**STATED TASK**
Find the lines containing "Automatic" and say how many there are, with no other words.

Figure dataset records

========================================

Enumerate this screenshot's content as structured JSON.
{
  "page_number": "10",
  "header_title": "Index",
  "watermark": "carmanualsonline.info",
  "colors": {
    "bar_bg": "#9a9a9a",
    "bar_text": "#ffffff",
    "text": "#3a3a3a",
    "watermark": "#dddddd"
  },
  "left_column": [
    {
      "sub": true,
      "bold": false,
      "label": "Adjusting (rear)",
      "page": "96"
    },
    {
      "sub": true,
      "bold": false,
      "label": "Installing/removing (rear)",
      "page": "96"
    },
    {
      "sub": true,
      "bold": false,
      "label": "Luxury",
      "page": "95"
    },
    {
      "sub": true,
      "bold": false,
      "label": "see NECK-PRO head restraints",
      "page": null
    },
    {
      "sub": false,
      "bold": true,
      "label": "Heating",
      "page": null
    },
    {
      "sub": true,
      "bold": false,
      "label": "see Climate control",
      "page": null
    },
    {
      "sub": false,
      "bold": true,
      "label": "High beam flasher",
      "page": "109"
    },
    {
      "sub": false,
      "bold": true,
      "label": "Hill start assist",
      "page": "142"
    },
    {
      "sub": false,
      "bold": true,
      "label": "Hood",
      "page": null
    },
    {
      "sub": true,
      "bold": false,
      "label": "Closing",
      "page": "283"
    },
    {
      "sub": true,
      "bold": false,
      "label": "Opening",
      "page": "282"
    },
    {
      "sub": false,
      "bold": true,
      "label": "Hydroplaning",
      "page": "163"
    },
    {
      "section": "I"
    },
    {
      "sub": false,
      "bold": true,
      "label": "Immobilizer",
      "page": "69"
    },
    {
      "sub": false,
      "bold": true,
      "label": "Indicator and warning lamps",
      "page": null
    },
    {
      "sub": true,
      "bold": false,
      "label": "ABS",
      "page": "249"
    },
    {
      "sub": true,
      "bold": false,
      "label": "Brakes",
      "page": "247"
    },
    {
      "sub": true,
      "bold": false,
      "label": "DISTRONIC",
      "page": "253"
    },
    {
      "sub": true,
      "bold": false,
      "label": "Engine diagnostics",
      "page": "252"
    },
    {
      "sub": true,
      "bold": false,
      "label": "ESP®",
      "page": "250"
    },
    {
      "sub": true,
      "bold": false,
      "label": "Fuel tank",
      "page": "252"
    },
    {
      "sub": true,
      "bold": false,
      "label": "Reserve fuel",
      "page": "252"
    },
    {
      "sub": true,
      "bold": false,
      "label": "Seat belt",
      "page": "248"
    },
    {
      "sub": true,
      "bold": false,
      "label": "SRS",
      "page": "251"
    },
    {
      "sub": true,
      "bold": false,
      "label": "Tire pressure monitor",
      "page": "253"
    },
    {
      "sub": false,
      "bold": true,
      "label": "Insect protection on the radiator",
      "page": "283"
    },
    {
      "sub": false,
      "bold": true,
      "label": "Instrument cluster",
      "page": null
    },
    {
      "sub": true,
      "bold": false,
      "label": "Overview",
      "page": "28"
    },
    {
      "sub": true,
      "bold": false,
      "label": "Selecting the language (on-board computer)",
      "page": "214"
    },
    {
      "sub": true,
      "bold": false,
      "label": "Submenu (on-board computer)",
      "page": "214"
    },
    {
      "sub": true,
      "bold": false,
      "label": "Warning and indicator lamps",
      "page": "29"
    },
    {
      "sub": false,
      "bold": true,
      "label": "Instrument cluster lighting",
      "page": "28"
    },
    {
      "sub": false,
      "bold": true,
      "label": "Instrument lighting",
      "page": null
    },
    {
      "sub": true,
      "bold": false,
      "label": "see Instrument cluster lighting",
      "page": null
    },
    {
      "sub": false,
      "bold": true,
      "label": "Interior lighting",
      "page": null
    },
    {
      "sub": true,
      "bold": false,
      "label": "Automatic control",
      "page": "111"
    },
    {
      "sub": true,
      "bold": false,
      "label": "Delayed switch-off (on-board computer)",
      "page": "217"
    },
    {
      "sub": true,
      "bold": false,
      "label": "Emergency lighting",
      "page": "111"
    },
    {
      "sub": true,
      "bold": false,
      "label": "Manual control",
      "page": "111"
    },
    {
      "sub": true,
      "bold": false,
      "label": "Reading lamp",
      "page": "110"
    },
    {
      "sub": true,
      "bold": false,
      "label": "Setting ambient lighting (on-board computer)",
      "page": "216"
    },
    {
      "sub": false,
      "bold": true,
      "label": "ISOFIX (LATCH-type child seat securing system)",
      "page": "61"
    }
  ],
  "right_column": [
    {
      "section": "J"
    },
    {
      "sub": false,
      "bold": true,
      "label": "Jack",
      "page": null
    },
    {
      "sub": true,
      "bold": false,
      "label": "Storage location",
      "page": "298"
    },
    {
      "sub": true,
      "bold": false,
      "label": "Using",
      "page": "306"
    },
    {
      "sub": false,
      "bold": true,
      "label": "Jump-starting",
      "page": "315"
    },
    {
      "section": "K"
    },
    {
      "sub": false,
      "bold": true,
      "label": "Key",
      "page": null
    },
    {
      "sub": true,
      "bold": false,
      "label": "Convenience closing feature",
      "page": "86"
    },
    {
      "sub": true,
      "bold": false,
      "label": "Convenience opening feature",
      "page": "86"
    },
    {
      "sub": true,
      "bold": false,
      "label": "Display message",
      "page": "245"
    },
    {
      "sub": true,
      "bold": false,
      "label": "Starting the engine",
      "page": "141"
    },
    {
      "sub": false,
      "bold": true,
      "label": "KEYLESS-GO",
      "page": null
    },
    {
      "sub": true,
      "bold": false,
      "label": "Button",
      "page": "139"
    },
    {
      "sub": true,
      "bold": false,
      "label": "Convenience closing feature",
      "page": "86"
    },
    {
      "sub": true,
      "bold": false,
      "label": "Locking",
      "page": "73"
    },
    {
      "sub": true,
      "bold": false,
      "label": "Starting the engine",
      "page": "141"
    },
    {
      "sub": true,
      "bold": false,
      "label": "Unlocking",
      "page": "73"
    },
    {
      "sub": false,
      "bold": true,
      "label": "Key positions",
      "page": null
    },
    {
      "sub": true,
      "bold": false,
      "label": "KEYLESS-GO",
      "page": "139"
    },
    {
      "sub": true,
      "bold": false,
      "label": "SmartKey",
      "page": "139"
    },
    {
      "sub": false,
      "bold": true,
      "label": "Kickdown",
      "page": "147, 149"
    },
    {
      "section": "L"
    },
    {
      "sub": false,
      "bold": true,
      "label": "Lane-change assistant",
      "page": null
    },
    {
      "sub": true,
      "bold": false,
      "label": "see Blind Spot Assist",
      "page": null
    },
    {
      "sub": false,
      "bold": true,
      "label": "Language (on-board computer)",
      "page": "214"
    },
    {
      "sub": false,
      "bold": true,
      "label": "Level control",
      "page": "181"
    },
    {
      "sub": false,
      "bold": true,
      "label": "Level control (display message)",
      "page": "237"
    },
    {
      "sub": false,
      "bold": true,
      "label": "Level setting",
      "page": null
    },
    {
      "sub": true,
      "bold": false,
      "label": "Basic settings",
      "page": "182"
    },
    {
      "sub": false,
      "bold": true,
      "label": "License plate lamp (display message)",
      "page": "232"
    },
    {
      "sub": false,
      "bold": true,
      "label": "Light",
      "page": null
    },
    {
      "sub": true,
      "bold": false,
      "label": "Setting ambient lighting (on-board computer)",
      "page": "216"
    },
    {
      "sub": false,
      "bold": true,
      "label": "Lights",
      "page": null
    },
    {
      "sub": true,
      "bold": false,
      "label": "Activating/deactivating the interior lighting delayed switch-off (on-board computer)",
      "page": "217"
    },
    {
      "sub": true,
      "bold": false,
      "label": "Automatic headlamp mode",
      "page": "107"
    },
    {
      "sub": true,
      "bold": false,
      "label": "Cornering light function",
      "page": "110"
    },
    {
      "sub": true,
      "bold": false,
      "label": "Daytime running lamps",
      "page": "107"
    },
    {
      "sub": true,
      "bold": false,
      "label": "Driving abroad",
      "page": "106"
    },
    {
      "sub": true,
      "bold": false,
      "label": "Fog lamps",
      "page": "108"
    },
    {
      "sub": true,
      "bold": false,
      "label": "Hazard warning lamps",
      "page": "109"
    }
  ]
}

========================================

**FINISHED ANSWER**
2